▸ GIVEN REQUEST: Copy out every record below with complete accuracy.

▸ RECORD LIST:
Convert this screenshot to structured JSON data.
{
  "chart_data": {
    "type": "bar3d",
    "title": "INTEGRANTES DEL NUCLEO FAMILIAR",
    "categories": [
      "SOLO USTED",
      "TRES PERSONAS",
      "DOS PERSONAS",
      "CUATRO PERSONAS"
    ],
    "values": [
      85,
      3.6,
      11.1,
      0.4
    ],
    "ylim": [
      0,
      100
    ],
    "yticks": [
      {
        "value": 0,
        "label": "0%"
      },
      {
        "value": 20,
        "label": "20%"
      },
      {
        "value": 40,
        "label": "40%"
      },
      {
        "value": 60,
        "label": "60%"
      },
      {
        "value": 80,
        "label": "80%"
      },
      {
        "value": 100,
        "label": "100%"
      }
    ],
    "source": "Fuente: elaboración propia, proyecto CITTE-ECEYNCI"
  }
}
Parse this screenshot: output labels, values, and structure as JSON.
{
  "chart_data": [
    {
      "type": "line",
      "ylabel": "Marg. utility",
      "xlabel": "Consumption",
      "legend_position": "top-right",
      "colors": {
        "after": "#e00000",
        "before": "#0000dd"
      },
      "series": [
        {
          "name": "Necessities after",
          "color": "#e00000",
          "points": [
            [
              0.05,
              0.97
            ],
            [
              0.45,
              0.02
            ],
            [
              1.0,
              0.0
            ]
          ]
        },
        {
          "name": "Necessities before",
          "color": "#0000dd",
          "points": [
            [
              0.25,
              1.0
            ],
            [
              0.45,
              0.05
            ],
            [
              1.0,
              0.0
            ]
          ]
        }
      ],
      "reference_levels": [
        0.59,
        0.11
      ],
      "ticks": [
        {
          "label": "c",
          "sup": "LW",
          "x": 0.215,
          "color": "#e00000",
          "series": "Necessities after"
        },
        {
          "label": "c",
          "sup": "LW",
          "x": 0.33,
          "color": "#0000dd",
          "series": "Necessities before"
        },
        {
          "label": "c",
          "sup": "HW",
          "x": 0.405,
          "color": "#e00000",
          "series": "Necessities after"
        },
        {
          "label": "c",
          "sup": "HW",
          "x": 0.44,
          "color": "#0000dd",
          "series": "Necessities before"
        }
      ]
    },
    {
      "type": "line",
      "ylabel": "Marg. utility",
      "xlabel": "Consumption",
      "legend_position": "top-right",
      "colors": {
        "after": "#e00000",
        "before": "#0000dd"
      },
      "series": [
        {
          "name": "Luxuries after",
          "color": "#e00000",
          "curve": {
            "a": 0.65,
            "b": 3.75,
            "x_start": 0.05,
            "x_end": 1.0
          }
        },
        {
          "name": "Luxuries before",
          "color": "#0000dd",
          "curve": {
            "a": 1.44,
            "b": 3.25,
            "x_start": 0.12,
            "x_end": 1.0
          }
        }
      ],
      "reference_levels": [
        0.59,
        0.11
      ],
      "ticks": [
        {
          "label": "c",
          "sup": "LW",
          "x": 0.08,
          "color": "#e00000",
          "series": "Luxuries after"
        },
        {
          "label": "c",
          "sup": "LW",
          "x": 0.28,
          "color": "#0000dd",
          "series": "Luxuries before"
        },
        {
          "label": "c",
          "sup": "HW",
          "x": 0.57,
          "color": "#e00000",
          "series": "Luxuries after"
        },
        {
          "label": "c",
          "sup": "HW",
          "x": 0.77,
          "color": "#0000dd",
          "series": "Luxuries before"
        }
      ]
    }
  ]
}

▸ RESPONSE TO THE TASK:
Convert this screenshot to structured JSON data.
{
  "chart_data": {
    "type": "bar3d",
    "title": "INTEGRANTES DEL NUCLEO FAMILIAR",
    "categories": [
      "SOLO USTED",
      "TRES PERSONAS",
      "DOS PERSONAS",
      "CUATRO PERSONAS"
    ],
    "values": [
      85,
      3.6,
      11.1,
      0.4
    ],
    "ylim": [
      0,
      100
    ],
    "yticks": [
      {
        "value": 0,
        "label": "0%"
      },
      {
        "value": 20,
        "label": "20%"
      },
      {
        "value": 40,
        "label": "40%"
      },
      {
        "value": 60,
        "label": "60%"
      },
      {
        "value": 80,
        "label": "80%"
      },
      {
        "value": 100,
        "label": "100%"
      }
    ],
    "source": "Fuente: elaboración propia, proyecto CITTE-ECEYNCI"
  }
}
Parse this screenshot: output labels, values, and structure as JSON.
{
  "chart_data": [
    {
      "type": "line",
      "ylabel": "Marg. utility",
      "xlabel": "Consumption",
      "legend_position": "top-right",
      "colors": {
        "after": "#e00000",
        "before": "#0000dd"
      },
      "series": [
        {
          "name": "Necessities after",
          "color": "#e00000",
          "points": [
            [
              0.05,
              0.97
            ],
            [
              0.45,
              0.02
            ],
            [
              1.0,
              0.0
            ]
          ]
        },
        {
          "name": "Necessities before",
          "color": "#0000dd",
          "points": [
            [
              0.25,
              1.0
            ],
            [
              0.45,
              0.05
            ],
            [
              1.0,
              0.0
            ]
          ]
        }
      ],
      "reference_levels": [
        0.59,
        0.11
      ],
      "ticks": [
        {
          "label": "c",
          "sup": "LW",
          "x": 0.215,
          "color": "#e00000",
          "series": "Necessities after"
        },
        {
          "label": "c",
          "sup": "LW",
          "x": 0.33,
          "color": "#0000dd",
          "series": "Necessities before"
        },
        {
          "label": "c",
          "sup": "HW",
          "x": 0.405,
          "color": "#e00000",
          "series": "Necessities after"
        },
        {
          "label": "c",
          "sup": "HW",
          "x": 0.44,
          "color": "#0000dd",
          "series": "Necessities before"
        }
      ]
    },
    {
      "type": "line",
      "ylabel": "Marg. utility",
      "xlabel": "Consumption",
      "legend_position": "top-right",
      "colors": {
        "after": "#e00000",
        "before": "#0000dd"
      },
      "series": [
        {
          "name": "Luxuries after",
          "color": "#e00000",
          "curve": {
            "a": 0.65,
            "b": 3.75,
            "x_start": 0.05,
            "x_end": 1.0
          }
        },
        {
          "name": "Luxuries before",
          "color": "#0000dd",
          "curve": {
            "a": 1.44,
            "b": 3.25,
            "x_start": 0.12,
            "x_end": 1.0
          }
        }
      ],
      "reference_levels": [
        0.59,
        0.11
      ],
      "ticks": [
        {
          "label": "c",
          "sup": "LW",
          "x": 0.08,
          "color": "#e00000",
          "series": "Luxuries after"
        },
        {
          "label": "c",
          "sup": "LW",
          "x": 0.28,
          "color": "#0000dd",
          "series": "Luxuries before"
        },
        {
          "label": "c",
          "sup": "HW",
          "x": 0.57,
          "color": "#e00000",
          "series": "Luxuries after"
        },
        {
          "label": "c",
          "sup": "HW",
          "x": 0.77,
          "color": "#0000dd",
          "series": "Luxuries before"
        }
      ]
    }
  ]
}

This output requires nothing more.